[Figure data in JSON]
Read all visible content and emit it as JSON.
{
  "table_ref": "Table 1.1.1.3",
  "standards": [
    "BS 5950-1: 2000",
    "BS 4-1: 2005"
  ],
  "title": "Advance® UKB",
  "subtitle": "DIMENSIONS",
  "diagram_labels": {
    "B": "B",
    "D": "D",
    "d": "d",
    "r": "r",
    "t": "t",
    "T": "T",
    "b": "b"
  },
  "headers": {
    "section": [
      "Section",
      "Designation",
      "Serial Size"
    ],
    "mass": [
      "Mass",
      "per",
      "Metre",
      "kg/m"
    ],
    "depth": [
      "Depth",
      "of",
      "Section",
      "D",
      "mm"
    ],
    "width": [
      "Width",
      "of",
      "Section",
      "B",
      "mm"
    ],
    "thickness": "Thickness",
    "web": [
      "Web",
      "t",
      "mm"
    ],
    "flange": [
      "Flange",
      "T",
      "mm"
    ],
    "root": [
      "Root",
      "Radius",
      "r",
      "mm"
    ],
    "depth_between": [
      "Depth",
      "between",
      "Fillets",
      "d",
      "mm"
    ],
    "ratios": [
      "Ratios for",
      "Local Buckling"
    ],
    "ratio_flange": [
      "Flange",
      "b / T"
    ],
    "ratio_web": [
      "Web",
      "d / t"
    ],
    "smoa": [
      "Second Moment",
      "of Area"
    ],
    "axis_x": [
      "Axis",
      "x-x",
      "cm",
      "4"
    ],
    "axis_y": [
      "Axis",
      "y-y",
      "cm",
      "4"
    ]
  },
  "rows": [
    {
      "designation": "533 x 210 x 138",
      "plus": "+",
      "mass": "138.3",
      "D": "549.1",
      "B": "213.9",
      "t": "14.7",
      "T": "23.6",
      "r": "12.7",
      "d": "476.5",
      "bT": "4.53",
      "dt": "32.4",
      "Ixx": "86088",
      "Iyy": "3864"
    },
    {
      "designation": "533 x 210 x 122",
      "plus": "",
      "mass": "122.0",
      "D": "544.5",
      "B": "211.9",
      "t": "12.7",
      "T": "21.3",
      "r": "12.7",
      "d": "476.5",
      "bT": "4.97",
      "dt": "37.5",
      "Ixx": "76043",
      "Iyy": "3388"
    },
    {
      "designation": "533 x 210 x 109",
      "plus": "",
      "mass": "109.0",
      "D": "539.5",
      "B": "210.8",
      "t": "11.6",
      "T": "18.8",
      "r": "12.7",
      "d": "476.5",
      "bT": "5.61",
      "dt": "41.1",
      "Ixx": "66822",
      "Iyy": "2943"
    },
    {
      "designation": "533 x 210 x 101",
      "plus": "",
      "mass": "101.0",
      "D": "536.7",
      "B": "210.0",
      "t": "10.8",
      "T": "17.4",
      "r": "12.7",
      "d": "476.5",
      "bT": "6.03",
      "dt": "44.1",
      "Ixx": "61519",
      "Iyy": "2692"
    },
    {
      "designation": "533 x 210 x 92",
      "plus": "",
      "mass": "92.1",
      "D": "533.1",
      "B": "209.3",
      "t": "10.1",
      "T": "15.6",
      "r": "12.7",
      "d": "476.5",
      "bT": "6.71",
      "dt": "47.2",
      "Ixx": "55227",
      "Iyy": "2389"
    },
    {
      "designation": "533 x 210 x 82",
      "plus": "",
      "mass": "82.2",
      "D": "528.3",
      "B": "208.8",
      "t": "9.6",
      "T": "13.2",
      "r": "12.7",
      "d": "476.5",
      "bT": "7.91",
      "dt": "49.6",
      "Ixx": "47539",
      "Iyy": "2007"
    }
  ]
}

→ **Task brief**: Write out the full listing, keeping every line exactly as it is.

→ **Task solution**:
Read all visible content and emit it as JSON.
{
  "table_ref": "Table 1.1.1.3",
  "standards": [
    "BS 5950-1: 2000",
    "BS 4-1: 2005"
  ],
  "title": "Advance® UKB",
  "subtitle": "DIMENSIONS",
  "diagram_labels": {
    "B": "B",
    "D": "D",
    "d": "d",
    "r": "r",
    "t": "t",
    "T": "T",
    "b": "b"
  },
  "headers": {
    "section": [
      "Section",
      "Designation",
      "Serial Size"
    ],
    "mass": [
      "Mass",
      "per",
      "Metre",
      "kg/m"
    ],
    "depth": [
      "Depth",
      "of",
      "Section",
      "D",
      "mm"
    ],
    "width": [
      "Width",
      "of",
      "Section",
      "B",
      "mm"
    ],
    "thickness": "Thickness",
    "web": [
      "Web",
      "t",
      "mm"
    ],
    "flange": [
      "Flange",
      "T",
      "mm"
    ],
    "root": [
      "Root",
      "Radius",
      "r",
      "mm"
    ],
    "depth_between": [
      "Depth",
      "between",
      "Fillets",
      "d",
      "mm"
    ],
    "ratios": [
      "Ratios for",
      "Local Buckling"
    ],
    "ratio_flange": [
      "Flange",
      "b / T"
    ],
    "ratio_web": [
      "Web",
      "d / t"
    ],
    "smoa": [
      "Second Moment",
      "of Area"
    ],
    "axis_x": [
      "Axis",
      "x-x",
      "cm",
      "4"
    ],
    "axis_y": [
      "Axis",
      "y-y",
      "cm",
      "4"
    ]
  },
  "rows": [
    {
      "designation": "533 x 210 x 138",
      "plus": "+",
      "mass": "138.3",
      "D": "549.1",
      "B": "213.9",
      "t": "14.7",
      "T": "23.6",
      "r": "12.7",
      "d": "476.5",
      "bT": "4.53",
      "dt": "32.4",
      "Ixx": "86088",
      "Iyy": "3864"
    },
    {
      "designation": "533 x 210 x 122",
      "plus": "",
      "mass": "122.0",
      "D": "544.5",
      "B": "211.9",
      "t": "12.7",
      "T": "21.3",
      "r": "12.7",
      "d": "476.5",
      "bT": "4.97",
      "dt": "37.5",
      "Ixx": "76043",
      "Iyy": "3388"
    },
    {
      "designation": "533 x 210 x 109",
      "plus": "",
      "mass": "109.0",
      "D": "539.5",
      "B": "210.8",
      "t": "11.6",
      "T": "18.8",
      "r": "12.7",
      "d": "476.5",
      "bT": "5.61",
      "dt": "41.1",
      "Ixx": "66822",
      "Iyy": "2943"
    },
    {
      "designation": "533 x 210 x 101",
      "plus": "",
      "mass": "101.0",
      "D": "536.7",
      "B": "210.0",
      "t": "10.8",
      "T": "17.4",
      "r": "12.7",
      "d": "476.5",
      "bT": "6.03",
      "dt": "44.1",
      "Ixx": "61519",
      "Iyy": "2692"
    },
    {
      "designation": "533 x 210 x 92",
      "plus": "",
      "mass": "92.1",
      "D": "533.1",
      "B": "209.3",
      "t": "10.1",
      "T": "15.6",
      "r": "12.7",
      "d": "476.5",
      "bT": "6.71",
      "dt": "47.2",
      "Ixx": "55227",
      "Iyy": "2389"
    },
    {
      "designation": "533 x 210 x 82",
      "plus": "",
      "mass": "82.2",
      "D": "528.3",
      "B": "208.8",
      "t": "9.6",
      "T": "13.2",
      "r": "12.7",
      "d": "476.5",
      "bT": "7.91",
      "dt": "49.6",
      "Ixx": "47539",
      "Iyy": "2007"
    }
  ]
}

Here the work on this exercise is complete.